— START SOURCE DATA —
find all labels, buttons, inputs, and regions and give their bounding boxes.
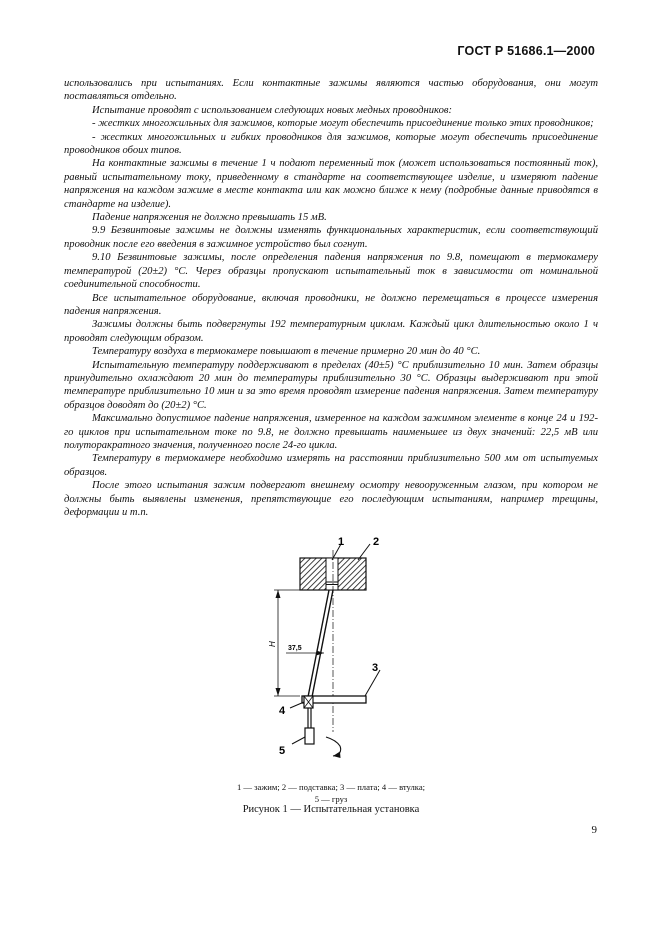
inclined-conductor	[308, 590, 333, 697]
paragraph: Максимально допустимое падение напряжения, измеренное на каждом зажимном элементе в конце 24 и 192-го циклов при испытательном токе по 9.8, не должно превышать наименьшее из двух значений: 22,5 мВ или полуторакратного значения, полученного после 24-го цикла.	[64, 413, 598, 451]
weight	[305, 728, 314, 744]
paragraph: 9.9 Безвинтовые зажимы не должны изменять функциональных характеристик, если соответствующий проводник после его введения в зажимное устройство был согнут.	[64, 225, 598, 250]
paragraph: Температуру в термокамере необходимо измерять на расстоянии приблизительно 500 мм от испытуемых образцов.	[64, 453, 598, 478]
paragraph: Температуру воздуха в термокамере повышают в течение примерно 20 мин до 40 °С.	[92, 346, 481, 358]
paragraph: Испытание проводят с использованием следующих новых медных проводников:	[92, 104, 452, 116]
paragraph: - жестких многожильных и гибких проводников для зажимов, которые могут обеспечить присоединение проводников обоих типов.	[64, 131, 598, 157]
callout-1: 1	[338, 536, 345, 548]
callout-4: 4	[279, 705, 286, 717]
legend-line: 5 — груз	[314, 794, 348, 804]
figure-legend	[120, 781, 542, 805]
body-text	[64, 77, 598, 519]
paragraph: Испытательную температуру поддерживают в пределах (40±5) °С приблизительно 10 мин. Затем образцы принудительно охлаждают 20 мин до температуры приблизительно 30 °С. Образцы выдерживают при этой температуре приблизительно 10 мин и за это время проводят измерение падения напряжения. Затем температуру образцов доводят до (20±2) °С.	[64, 359, 598, 411]
callout-3: 3	[372, 662, 379, 674]
dimension-h	[274, 590, 300, 696]
figure-title: Рисунок 1 — Испытательная установка	[242, 804, 420, 815]
paragraph: После этого испытания зажим подвергают внешнему осмотру невооруженным глазом, при котором не должны быть выявлены изменения, препятствующие его последующим испытаниям, например трещины, деформации и т.п.	[64, 480, 598, 518]
paragraph: использовались при испытаниях. Если контактные зажимы являются частью оборудования, они могут поставляться отдельно.	[64, 78, 598, 103]
sleeve	[304, 696, 313, 708]
paragraph: Падение напряжения не должно превышать 15 мВ.	[92, 212, 327, 224]
legend-line: 1 — зажим; 2 — подставка; 3 — плата; 4 — втулка;	[236, 782, 426, 792]
callout-5: 5	[279, 745, 286, 757]
paragraph: 9.10 Безвинтовые зажимы, после определения падения напряжения по 9.8, помещают в термокамеру температурой (20±2) °С. Через образцы пропускают испытательный ток в зависимости от номинальной соединительной способности.	[64, 252, 598, 291]
paragraph: - жестких многожильных для зажимов, которые могут обеспечить присоединение только этих проводников;	[92, 118, 594, 130]
test-setup-figure	[240, 532, 400, 782]
dimension-h-label: H	[268, 641, 277, 647]
page-number: 9	[591, 824, 597, 836]
test-setup-drawing	[240, 532, 400, 782]
paragraph: Все испытательное оборудование, включая проводники, не должно перемещаться в процессе измерения падения напряжения.	[64, 292, 598, 317]
callout-2: 2	[373, 536, 380, 548]
angle-label: 37,5	[288, 645, 302, 652]
standard-header: ГОСТ Р 51686.1—2000	[457, 44, 595, 58]
paragraph: На контактные зажимы в течение 1 ч подают переменный ток (может использоваться постоянный ток), равный испытательному току, приведенному в стандарте на соответствующее изделие, и измеряют падение напряжения на каждом зажиме в месте контакта или как можно ближе к нему (подробные данные приводятся в стандарте на изделие).	[64, 158, 598, 210]
paragraph: Зажимы должны быть подвергнуты 192 температурным циклам. Каждый цикл длительностью около 1 ч проводят следующим образом.	[64, 319, 598, 344]
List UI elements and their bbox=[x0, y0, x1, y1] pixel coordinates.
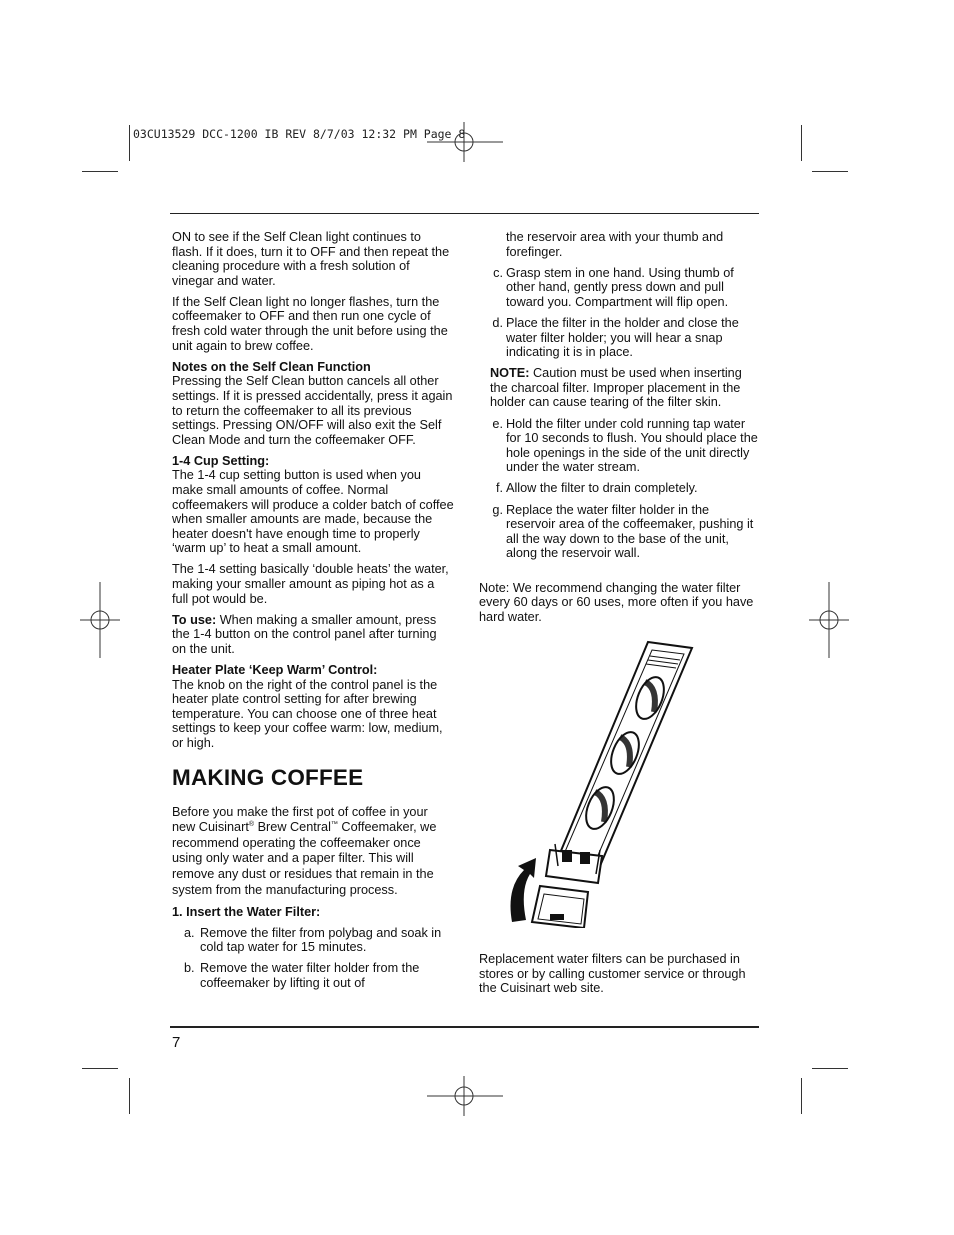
— END SOURCE DATA —
TASK BRIEF – Render the listing above as a Markdown table with the columns "Row" and "Line," numbering each line and skipping blank lines. Leave out the pictures.

SOLUTION FOR THIS TASK –
| Row | Line |
|---|---|
| 1 | find all labels, buttons, inputs, and regions and give their bounding boxes. |
| 2 | inclined-conductor	[308, 590, 333, 697] |
| 3 | paragraph: Максимально допустимое падение напряжения, измеренное на каждом зажимном элементе в конце 24 и 192-го циклов при испытательном токе по 9.8, не должно превышать наименьшее из двух значений: 22,5 мВ или полуторакратного значения, полученного после 24-го цикла.	[64, 413, 598, 451] |
| 4 | weight	[305, 728, 314, 744] |
| 5 | paragraph: 9.9 Безвинтовые зажимы не должны изменять функциональных характеристик, если соответствующий проводник после его введения в зажимное устройство был согнут.	[64, 225, 598, 250] |
| 6 | paragraph: Температуру в термокамере необходимо измерять на расстоянии приблизительно 500 мм от испытуемых образцов.	[64, 453, 598, 478] |
| 7 | paragraph: Температуру воздуха в термокамере повышают в течение примерно 20 мин до 40 °С.	[92, 346, 481, 358] |
| 8 | paragraph: Испытание проводят с использованием следующих новых медных проводников:	[92, 104, 452, 116] |
| 9 | paragraph: - жестких многожильных и гибких проводников для зажимов, которые могут обеспечить присоединение проводников обоих типов.	[64, 131, 598, 157] |
| 10 | callout-1: 1	[338, 536, 345, 548] |
| 11 | callout-4: 4	[279, 705, 286, 717] |
| 12 | legend-line: 5 — груз	[314, 794, 348, 804] |
| 13 | figure-legend	[120, 781, 542, 805] |
| 14 | body-text	[64, 77, 598, 519] |
| 15 | paragraph: Испытательную температуру поддерживают в пределах (40±5) °С приблизительно 10 мин. Затем образцы принудительно охлаждают 20 мин до температуры приблизительно 30 °С. Образцы выдерживают при этой температуре приблизительно 10 мин и за это время проводят измерение падения напряжения. Затем температуру образцов доводят до (20±2) °С.	[64, 359, 598, 411] |
| 16 | callout-3: 3	[372, 662, 379, 674] |
| 17 | dimension-h	[274, 590, 300, 696] |
| 18 | figure-title: Рисунок 1 — Испытательная установка	[242, 804, 420, 815] |
| 19 | paragraph: После этого испытания зажим подвергают внешнему осмотру невооруженным глазом, при котором не должны быть выявлены изменения, препятствующие его последующим испытаниям, например трещины, деформации и т.п.	[64, 480, 598, 518] |
| 20 | paragraph: использовались при испытаниях. Если контактные зажимы являются частью оборудования, они могут поставляться отдельно.	[64, 78, 598, 103] |
| 21 | sleeve	[304, 696, 313, 708] |
| 22 | paragraph: Падение напряжения не должно превышать 15 мВ.	[92, 212, 327, 224] |
| 23 | legend-line: 1 — зажим; 2 — подставка; 3 — плата; 4 — втулка;	[236, 782, 426, 792] |
| 24 | callout-5: 5	[279, 745, 286, 757] |
| 25 | paragraph: 9.10 Безвинтовые зажимы, после определения падения напряжения по 9.8, помещают в термокамеру температурой (20±2) °С. Через образцы пропускают испытательный ток в зависимости от номинальной соединительной способности.	[64, 252, 598, 291] |
| 26 | paragraph: - жестких многожильных для зажимов, которые могут обеспечить присоединение только этих проводников;	[92, 118, 594, 130] |
| 27 | test-setup-figure	[240, 532, 400, 782] |
| 28 | dimension-h-label: H	[268, 641, 277, 647] |
| 29 | page-number: 9	[591, 824, 597, 836] |
| 30 | test-setup-drawing	[240, 532, 400, 782] |
| 31 | paragraph: Все испытательное оборудование, включая проводники, не должно перемещаться в процессе измерения падения напряжения.	[64, 292, 598, 317] |
| 32 | callout-2: 2	[373, 536, 380, 548] |
| 33 | angle-label: 37,5	[288, 645, 302, 652] |
| 34 | standard-header: ГОСТ Р 51686.1—2000	[457, 44, 595, 58] |
| 35 | paragraph: На контактные зажимы в течение 1 ч подают переменный ток (может использоваться постоянный ток), равный испытательному току, приведенному в стандарте на соответствующее изделие, и измеряют падение напряжения на каждом зажиме в месте контакта или как можно ближе к нему (подробные данные приводятся в стандарте на изделие).	[64, 158, 598, 210] |
| 36 | paragraph: Зажимы должны быть подвергнуты 192 температурным циклам. Каждый цикл длительностью около 1 ч проводят следующим образом.	[64, 319, 598, 344] |
| 37 | List UI elements and their bbox=[x0, y0, x1, y1] pixel coordinates. |